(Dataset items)
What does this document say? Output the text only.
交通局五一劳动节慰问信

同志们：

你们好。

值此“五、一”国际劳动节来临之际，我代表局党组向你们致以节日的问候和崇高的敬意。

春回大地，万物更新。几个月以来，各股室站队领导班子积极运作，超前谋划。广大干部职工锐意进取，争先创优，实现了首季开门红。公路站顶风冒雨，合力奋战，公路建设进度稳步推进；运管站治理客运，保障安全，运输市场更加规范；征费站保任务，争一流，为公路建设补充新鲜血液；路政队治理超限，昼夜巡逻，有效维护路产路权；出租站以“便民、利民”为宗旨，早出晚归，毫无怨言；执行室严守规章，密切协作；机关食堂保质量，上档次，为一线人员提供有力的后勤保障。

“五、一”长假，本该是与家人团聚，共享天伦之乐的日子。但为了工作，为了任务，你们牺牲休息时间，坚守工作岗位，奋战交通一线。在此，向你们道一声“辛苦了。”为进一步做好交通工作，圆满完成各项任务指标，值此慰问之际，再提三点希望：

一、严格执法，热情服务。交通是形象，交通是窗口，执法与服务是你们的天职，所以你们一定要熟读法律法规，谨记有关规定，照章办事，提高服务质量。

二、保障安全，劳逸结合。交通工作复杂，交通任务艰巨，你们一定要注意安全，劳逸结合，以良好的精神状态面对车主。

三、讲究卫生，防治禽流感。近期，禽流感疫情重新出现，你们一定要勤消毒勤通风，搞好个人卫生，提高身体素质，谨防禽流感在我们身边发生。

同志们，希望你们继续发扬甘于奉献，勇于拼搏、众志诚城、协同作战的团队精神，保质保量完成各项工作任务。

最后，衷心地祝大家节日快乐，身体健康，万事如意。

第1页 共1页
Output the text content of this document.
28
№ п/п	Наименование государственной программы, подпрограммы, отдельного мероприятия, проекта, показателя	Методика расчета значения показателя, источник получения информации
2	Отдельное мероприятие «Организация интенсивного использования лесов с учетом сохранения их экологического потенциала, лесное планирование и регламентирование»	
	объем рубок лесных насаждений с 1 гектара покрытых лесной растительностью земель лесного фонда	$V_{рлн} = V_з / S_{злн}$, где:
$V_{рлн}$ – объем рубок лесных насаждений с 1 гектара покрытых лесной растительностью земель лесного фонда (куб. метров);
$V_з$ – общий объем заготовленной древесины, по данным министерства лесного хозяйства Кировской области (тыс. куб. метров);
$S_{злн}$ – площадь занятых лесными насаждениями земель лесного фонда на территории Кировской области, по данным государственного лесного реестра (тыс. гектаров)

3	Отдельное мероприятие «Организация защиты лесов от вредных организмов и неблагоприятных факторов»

• Given exercise:
Your task is to give the records above again, exactly.

• The result:
What does this document say? Output the text only.
交通局五一劳动节慰问信

同志们：

你们好。

值此“五、一”国际劳动节来临之际，我代表局党组向你们致以节日的问候和崇高的敬意。

春回大地，万物更新。几个月以来，各股室站队领导班子积极运作，超前谋划。广大干部职工锐意进取，争先创优，实现了首季开门红。公路站顶风冒雨，合力奋战，公路建设进度稳步推进；运管站治理客运，保障安全，运输市场更加规范；征费站保任务，争一流，为公路建设补充新鲜血液；路政队治理超限，昼夜巡逻，有效维护路产路权；出租站以“便民、利民”为宗旨，早出晚归，毫无怨言；执行室严守规章，密切协作；机关食堂保质量，上档次，为一线人员提供有力的后勤保障。

“五、一”长假，本该是与家人团聚，共享天伦之乐的日子。但为了工作，为了任务，你们牺牲休息时间，坚守工作岗位，奋战交通一线。在此，向你们道一声“辛苦了。”为进一步做好交通工作，圆满完成各项任务指标，值此慰问之际，再提三点希望：

一、严格执法，热情服务。交通是形象，交通是窗口，执法与服务是你们的天职，所以你们一定要熟读法律法规，谨记有关规定，照章办事，提高服务质量。

二、保障安全，劳逸结合。交通工作复杂，交通任务艰巨，你们一定要注意安全，劳逸结合，以良好的精神状态面对车主。

三、讲究卫生，防治禽流感。近期，禽流感疫情重新出现，你们一定要勤消毒勤通风，搞好个人卫生，提高身体素质，谨防禽流感在我们身边发生。

同志们，希望你们继续发扬甘于奉献，勇于拼搏、众志诚城、协同作战的团队精神，保质保量完成各项工作任务。

最后，衷心地祝大家节日快乐，身体健康，万事如意。

第1页 共1页
Output the text content of this document.
28
№ п/п	Наименование государственной программы, подпрограммы, отдельного мероприятия, проекта, показателя	Методика расчета значения показателя, источник получения информации
2	Отдельное мероприятие «Организация интенсивного использования лесов с учетом сохранения их экологического потенциала, лесное планирование и регламентирование»	
	объем рубок лесных насаждений с 1 гектара покрытых лесной растительностью земель лесного фонда	$V_{рлн} = V_з / S_{злн}$, где:
$V_{рлн}$ – объем рубок лесных насаждений с 1 гектара покрытых лесной растительностью земель лесного фонда (куб. метров);
$V_з$ – общий объем заготовленной древесины, по данным министерства лесного хозяйства Кировской области (тыс. куб. метров);
$S_{злн}$ – площадь занятых лесными насаждениями земель лесного фонда на территории Кировской области, по данным государственного лесного реестра (тыс. гектаров)

3	Отдельное мероприятие «Организация защиты лесов от вредных организмов и неблагоприятных факторов»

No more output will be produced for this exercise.